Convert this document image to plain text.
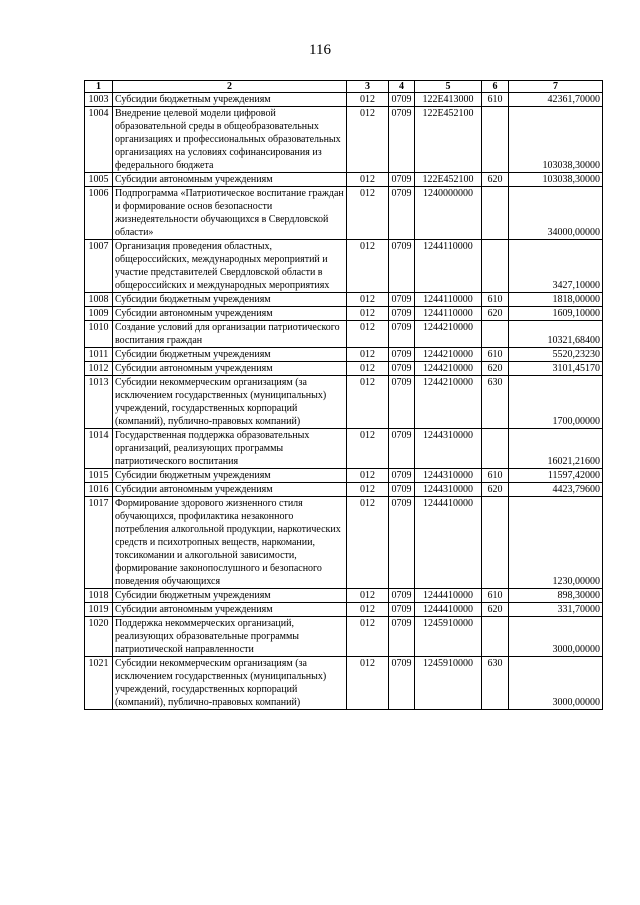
116
1	2	3	4	5	6	7
1003	Субсидии бюджетным учреждениям	012	0709	122Е413000	610	42361,70000
1004	Внедрение целевой модели цифровой образовательной среды в общеобразовательных организациях и профессиональных образовательных организациях на условиях софинансирования из федерального бюджета	012	0709	122Е452100		103038,30000
1005	Субсидии автономным учреждениям	012	0709	122Е452100	620	103038,30000
1006	Подпрограмма «Патриотическое воспитание граждан и формирование основ безопасности жизнедеятельности обучающихся в Свердловской области»	012	0709	1240000000		34000,00000
1007	Организация проведения областных, общероссийских, международных мероприятий и участие представителей Свердловской области в общероссийских и международных мероприятиях	012	0709	1244110000		3427,10000
1008	Субсидии бюджетным учреждениям	012	0709	1244110000	610	1818,00000
1009	Субсидии автономным учреждениям	012	0709	1244110000	620	1609,10000
1010	Создание условий для организации патриотического воспитания граждан	012	0709	1244210000		10321,68400
1011	Субсидии бюджетным учреждениям	012	0709	1244210000	610	5520,23230
1012	Субсидии автономным учреждениям	012	0709	1244210000	620	3101,45170
1013	Субсидии некоммерческим организациям (за исключением государственных (муниципальных) учреждений, государственных корпораций (компаний), публично-правовых компаний)	012	0709	1244210000	630	1700,00000
1014	Государственная поддержка образовательных организаций, реализующих программы патриотического воспитания	012	0709	1244310000		16021,21600
1015	Субсидии бюджетным учреждениям	012	0709	1244310000	610	11597,42000
1016	Субсидии автономным учреждениям	012	0709	1244310000	620	4423,79600
1017	Формирование здорового жизненного стиля обучающихся, профилактика незаконного потребления алкогольной продукции, наркотических средств и психотропных веществ, наркомании, токсикомании и алкогольной зависимости, формирование законопослушного и безопасного поведения обучающихся	012	0709	1244410000		1230,00000
1018	Субсидии бюджетным учреждениям	012	0709	1244410000	610	898,30000
1019	Субсидии автономным учреждениям	012	0709	1244410000	620	331,70000
1020	Поддержка некоммерческих организаций, реализующих образовательные программы патриотической направленности	012	0709	1245910000		3000,00000
1021	Субсидии некоммерческим организациям (за исключением государственных (муниципальных) учреждений, государственных корпораций (компаний), публично-правовых компаний)	012	0709	1245910000	630	3000,00000
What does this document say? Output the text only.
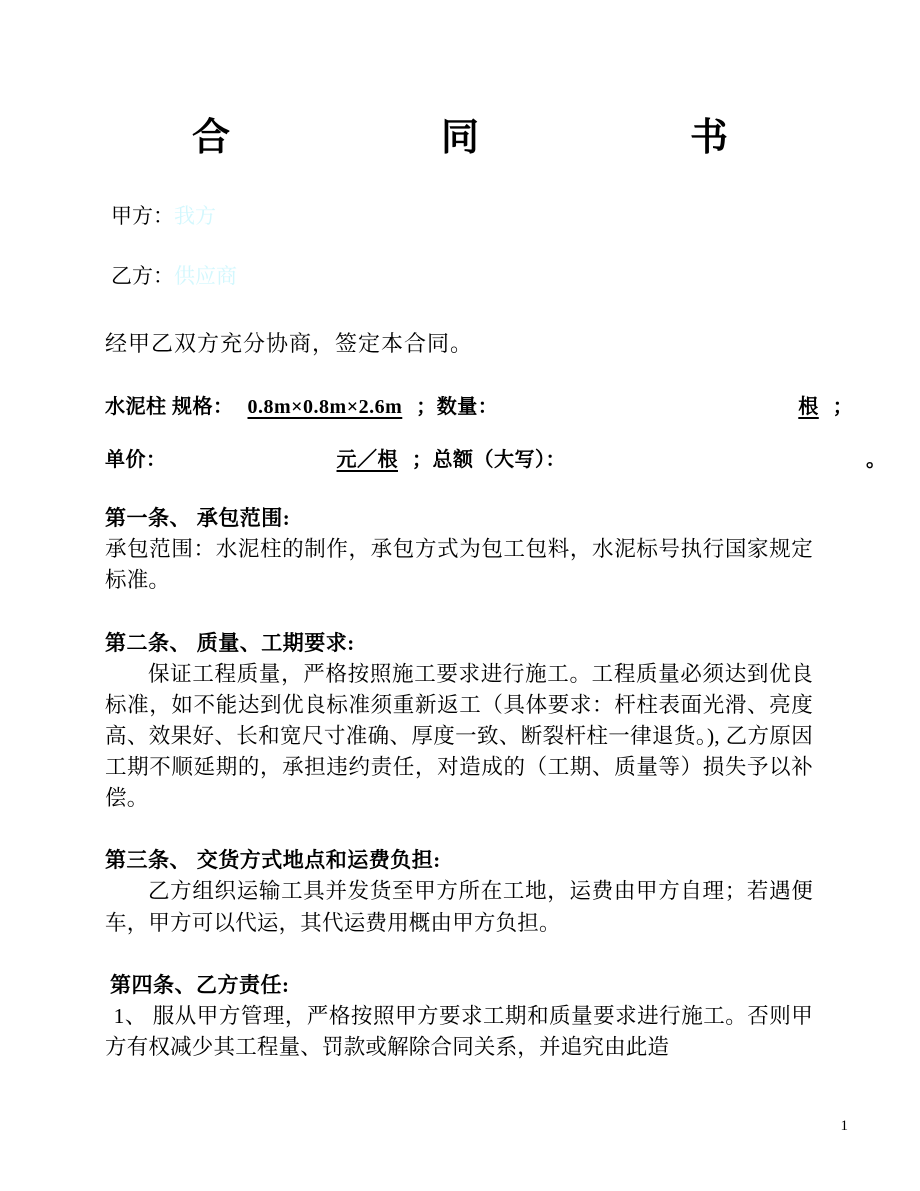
合      同      书
甲方：我方
乙方：供应商
经甲乙双方充分协商，签定本合同。
水泥柱 规格： 0.8m×0.8m×2.6m ；数量：	根 ；
单价：	元／根 ；总额（大写）：	。
第一条、 承包范围:
承包范围：水泥柱的制作，承包方式为包工包料，水泥标号执行国家规定标准。
第二条、 质量、工期要求:
保证工程质量，严格按照施工要求进行施工。工程质量必须达到优良标准，如不能达到优良标准须重新返工（具体要求：杆柱表面光滑、亮度高、效果好、长和宽尺寸准确、厚度一致、断裂杆柱一律退货。), 乙方原因工期不顺延期的，承担违约责任，对造成的（工期、质量等）损失予以补偿。
第三条、 交货方式地点和运费负担:
乙方组织运输工具并发货至甲方所在工地，运费由甲方自理；若遇便车，甲方可以代运，其代运费用概由甲方负担。
第四条、乙方责任:
1、 服从甲方管理，严格按照甲方要求工期和质量要求进行施工。否则甲方有权减少其工程量、罚款或解除合同关系，并追究由此造
1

----------

→ **INSTRUCTIONS FOR THE TASK**:
Copy out every line of the material above exactly, skipping the pictures.

→ **WRITTEN RESPONSE**:
Convert this document image to plain text.
116
1	2	3	4	5	6	7
1003	Субсидии бюджетным учреждениям	012	0709	122Е413000	610	42361,70000
1004	Внедрение целевой модели цифровой образовательной среды в общеобразовательных организациях и профессиональных образовательных организациях на условиях софинансирования из федерального бюджета	012	0709	122Е452100		103038,30000
1005	Субсидии автономным учреждениям	012	0709	122Е452100	620	103038,30000
1006	Подпрограмма «Патриотическое воспитание граждан и формирование основ безопасности жизнедеятельности обучающихся в Свердловской области»	012	0709	1240000000		34000,00000
1007	Организация проведения областных, общероссийских, международных мероприятий и участие представителей Свердловской области в общероссийских и международных мероприятиях	012	0709	1244110000		3427,10000
1008	Субсидии бюджетным учреждениям	012	0709	1244110000	610	1818,00000
1009	Субсидии автономным учреждениям	012	0709	1244110000	620	1609,10000
1010	Создание условий для организации патриотического воспитания граждан	012	0709	1244210000		10321,68400
1011	Субсидии бюджетным учреждениям	012	0709	1244210000	610	5520,23230
1012	Субсидии автономным учреждениям	012	0709	1244210000	620	3101,45170
1013	Субсидии некоммерческим организациям (за исключением государственных (муниципальных) учреждений, государственных корпораций (компаний), публично-правовых компаний)	012	0709	1244210000	630	1700,00000
1014	Государственная поддержка образовательных организаций, реализующих программы патриотического воспитания	012	0709	1244310000		16021,21600
1015	Субсидии бюджетным учреждениям	012	0709	1244310000	610	11597,42000
1016	Субсидии автономным учреждениям	012	0709	1244310000	620	4423,79600
1017	Формирование здорового жизненного стиля обучающихся, профилактика незаконного потребления алкогольной продукции, наркотических средств и психотропных веществ, наркомании, токсикомании и алкогольной зависимости, формирование законопослушного и безопасного поведения обучающихся	012	0709	1244410000		1230,00000
1018	Субсидии бюджетным учреждениям	012	0709	1244410000	610	898,30000
1019	Субсидии автономным учреждениям	012	0709	1244410000	620	331,70000
1020	Поддержка некоммерческих организаций, реализующих образовательные программы патриотической направленности	012	0709	1245910000		3000,00000
1021	Субсидии некоммерческим организациям (за исключением государственных (муниципальных) учреждений, государственных корпораций (компаний), публично-правовых компаний)	012	0709	1245910000	630	3000,00000
What does this document say? Output the text only.
合      同      书
甲方：我方
乙方：供应商
经甲乙双方充分协商，签定本合同。
水泥柱 规格： 0.8m×0.8m×2.6m ；数量：	根 ；
单价：	元／根 ；总额（大写）：	。
第一条、 承包范围:
承包范围：水泥柱的制作，承包方式为包工包料，水泥标号执行国家规定标准。
第二条、 质量、工期要求:
保证工程质量，严格按照施工要求进行施工。工程质量必须达到优良标准，如不能达到优良标准须重新返工（具体要求：杆柱表面光滑、亮度高、效果好、长和宽尺寸准确、厚度一致、断裂杆柱一律退货。), 乙方原因工期不顺延期的，承担违约责任，对造成的（工期、质量等）损失予以补偿。
第三条、 交货方式地点和运费负担:
乙方组织运输工具并发货至甲方所在工地，运费由甲方自理；若遇便车，甲方可以代运，其代运费用概由甲方负担。
第四条、乙方责任:
1、 服从甲方管理，严格按照甲方要求工期和质量要求进行施工。否则甲方有权减少其工程量、罚款或解除合同关系，并追究由此造
1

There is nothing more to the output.